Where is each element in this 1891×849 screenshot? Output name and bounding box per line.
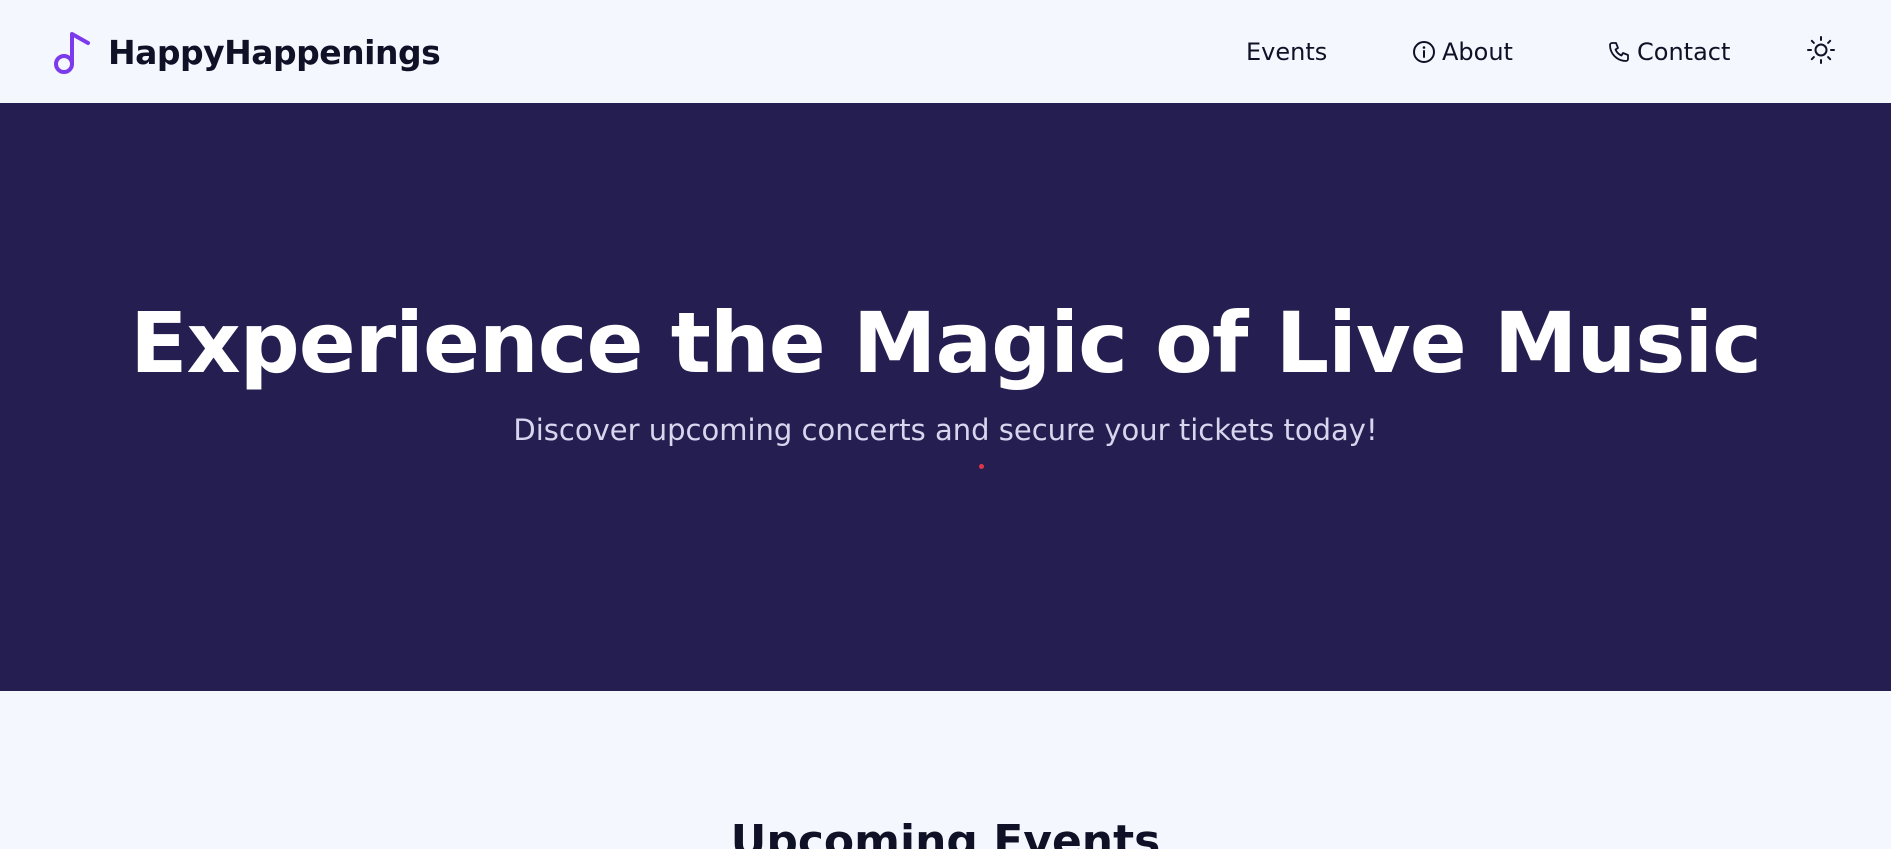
* * *
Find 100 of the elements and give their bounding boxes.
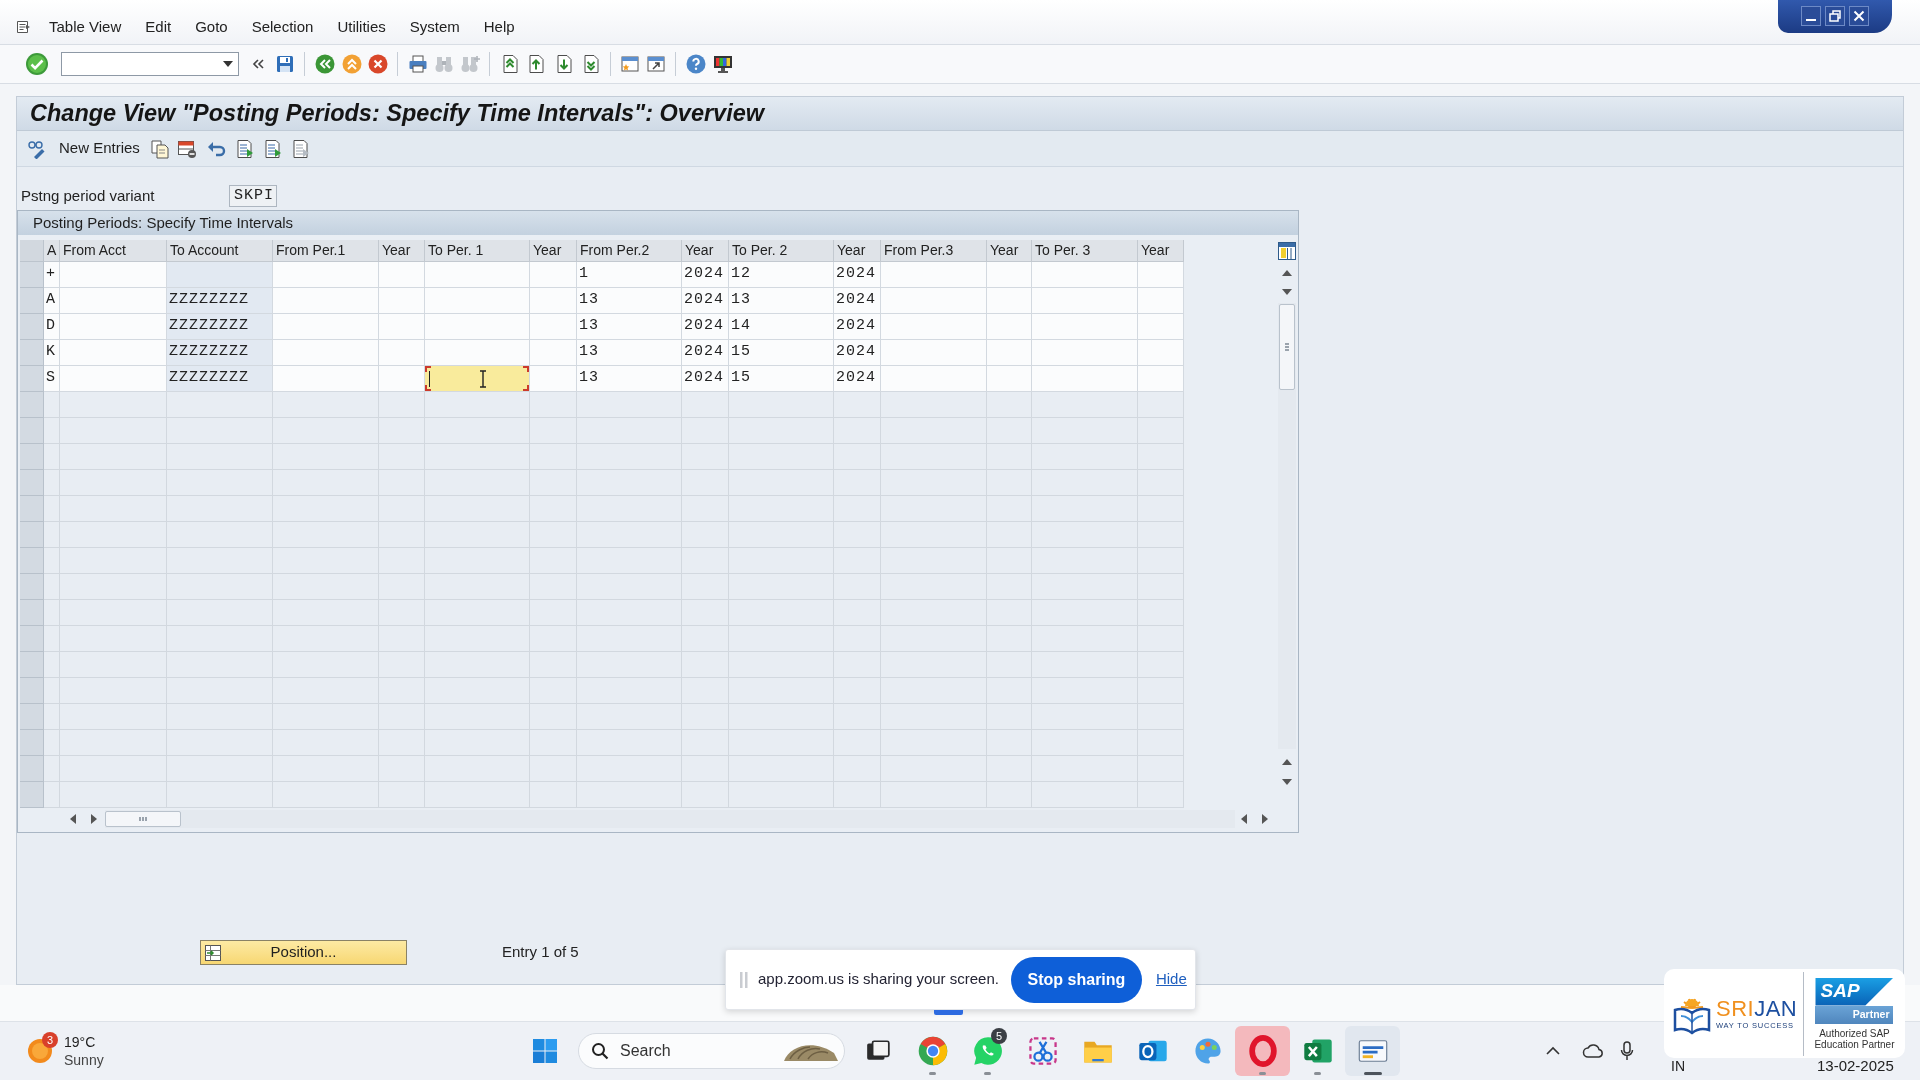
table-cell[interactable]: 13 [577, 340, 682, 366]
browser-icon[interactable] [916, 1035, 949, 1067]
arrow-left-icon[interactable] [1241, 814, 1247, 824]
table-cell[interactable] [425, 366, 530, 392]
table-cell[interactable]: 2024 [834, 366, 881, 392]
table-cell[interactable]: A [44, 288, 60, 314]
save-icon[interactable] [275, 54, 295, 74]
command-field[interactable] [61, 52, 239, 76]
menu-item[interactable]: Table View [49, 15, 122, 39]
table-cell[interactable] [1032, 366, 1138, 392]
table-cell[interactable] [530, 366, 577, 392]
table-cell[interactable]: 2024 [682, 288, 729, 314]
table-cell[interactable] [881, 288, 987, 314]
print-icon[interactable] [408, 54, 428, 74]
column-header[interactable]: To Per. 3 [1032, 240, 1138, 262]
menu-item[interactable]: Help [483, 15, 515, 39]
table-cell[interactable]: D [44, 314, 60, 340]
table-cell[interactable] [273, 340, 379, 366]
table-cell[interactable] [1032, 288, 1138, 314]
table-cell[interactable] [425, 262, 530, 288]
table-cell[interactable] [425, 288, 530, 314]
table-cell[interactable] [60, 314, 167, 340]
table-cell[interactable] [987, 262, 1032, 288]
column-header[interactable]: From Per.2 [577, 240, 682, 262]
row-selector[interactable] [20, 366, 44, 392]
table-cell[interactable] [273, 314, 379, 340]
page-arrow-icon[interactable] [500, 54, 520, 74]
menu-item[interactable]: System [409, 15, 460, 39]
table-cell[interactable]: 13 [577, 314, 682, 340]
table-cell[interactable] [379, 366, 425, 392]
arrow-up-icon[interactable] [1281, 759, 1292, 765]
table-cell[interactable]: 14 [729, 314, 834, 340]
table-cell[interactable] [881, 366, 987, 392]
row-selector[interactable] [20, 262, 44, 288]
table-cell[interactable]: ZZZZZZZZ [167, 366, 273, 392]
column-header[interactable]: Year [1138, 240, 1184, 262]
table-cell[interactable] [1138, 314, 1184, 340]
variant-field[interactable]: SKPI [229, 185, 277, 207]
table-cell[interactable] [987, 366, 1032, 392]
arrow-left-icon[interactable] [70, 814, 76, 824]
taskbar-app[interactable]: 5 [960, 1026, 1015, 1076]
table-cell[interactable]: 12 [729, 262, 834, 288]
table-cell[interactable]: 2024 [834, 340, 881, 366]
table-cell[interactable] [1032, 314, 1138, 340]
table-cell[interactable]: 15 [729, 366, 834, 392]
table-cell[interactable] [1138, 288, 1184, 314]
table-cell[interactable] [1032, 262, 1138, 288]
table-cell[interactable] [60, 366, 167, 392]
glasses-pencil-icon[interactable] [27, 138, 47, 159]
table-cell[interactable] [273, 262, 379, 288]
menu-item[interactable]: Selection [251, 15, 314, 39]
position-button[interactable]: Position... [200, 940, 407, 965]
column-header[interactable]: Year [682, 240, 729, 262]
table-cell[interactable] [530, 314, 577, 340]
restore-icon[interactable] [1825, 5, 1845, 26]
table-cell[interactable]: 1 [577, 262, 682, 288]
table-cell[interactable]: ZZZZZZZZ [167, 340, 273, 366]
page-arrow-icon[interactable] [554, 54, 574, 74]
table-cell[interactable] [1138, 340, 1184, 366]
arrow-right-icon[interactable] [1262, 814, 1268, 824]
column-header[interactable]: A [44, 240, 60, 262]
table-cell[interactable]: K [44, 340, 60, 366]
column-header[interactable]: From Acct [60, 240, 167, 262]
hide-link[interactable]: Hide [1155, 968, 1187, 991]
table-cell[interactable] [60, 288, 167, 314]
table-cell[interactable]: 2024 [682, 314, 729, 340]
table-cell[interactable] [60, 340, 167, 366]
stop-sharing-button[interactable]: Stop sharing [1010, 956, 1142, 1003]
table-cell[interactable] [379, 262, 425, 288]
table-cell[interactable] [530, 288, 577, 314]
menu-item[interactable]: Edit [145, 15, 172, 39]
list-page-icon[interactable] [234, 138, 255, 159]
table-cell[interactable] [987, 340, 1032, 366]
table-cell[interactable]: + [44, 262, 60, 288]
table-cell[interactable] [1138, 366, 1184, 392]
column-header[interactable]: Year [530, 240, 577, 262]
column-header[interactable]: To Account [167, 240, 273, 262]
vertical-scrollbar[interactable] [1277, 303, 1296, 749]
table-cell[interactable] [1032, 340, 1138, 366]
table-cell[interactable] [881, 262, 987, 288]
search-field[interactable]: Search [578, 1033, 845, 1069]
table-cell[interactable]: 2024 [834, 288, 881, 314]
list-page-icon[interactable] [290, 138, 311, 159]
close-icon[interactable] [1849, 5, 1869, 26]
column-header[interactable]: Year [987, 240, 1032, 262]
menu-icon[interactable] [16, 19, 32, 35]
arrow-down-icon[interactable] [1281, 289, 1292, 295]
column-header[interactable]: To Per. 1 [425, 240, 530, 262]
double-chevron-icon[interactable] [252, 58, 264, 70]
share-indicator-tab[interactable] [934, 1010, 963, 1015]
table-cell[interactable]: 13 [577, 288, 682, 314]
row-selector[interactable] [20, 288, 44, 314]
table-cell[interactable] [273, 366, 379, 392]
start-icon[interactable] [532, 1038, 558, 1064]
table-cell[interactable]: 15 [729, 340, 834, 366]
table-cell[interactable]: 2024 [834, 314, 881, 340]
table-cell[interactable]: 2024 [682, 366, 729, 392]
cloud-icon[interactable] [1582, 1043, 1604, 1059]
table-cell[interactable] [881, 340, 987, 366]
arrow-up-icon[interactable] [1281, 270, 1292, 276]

### What is being asked:
Return the records above verbatim, starting at the line with "Find 100 of" and continuing through the line with "table-cell[interactable]: 2024 [834, 366, 881, 392]", leaving out the pictures.

### The answer:
Find 100 of the elements and give their bounding boxes.
table-cell[interactable]: 13 [577, 340, 682, 366]
browser-icon[interactable] [916, 1035, 949, 1067]
arrow-left-icon[interactable] [1241, 814, 1247, 824]
table-cell[interactable] [425, 366, 530, 392]
table-cell[interactable]: 2024 [834, 366, 881, 392]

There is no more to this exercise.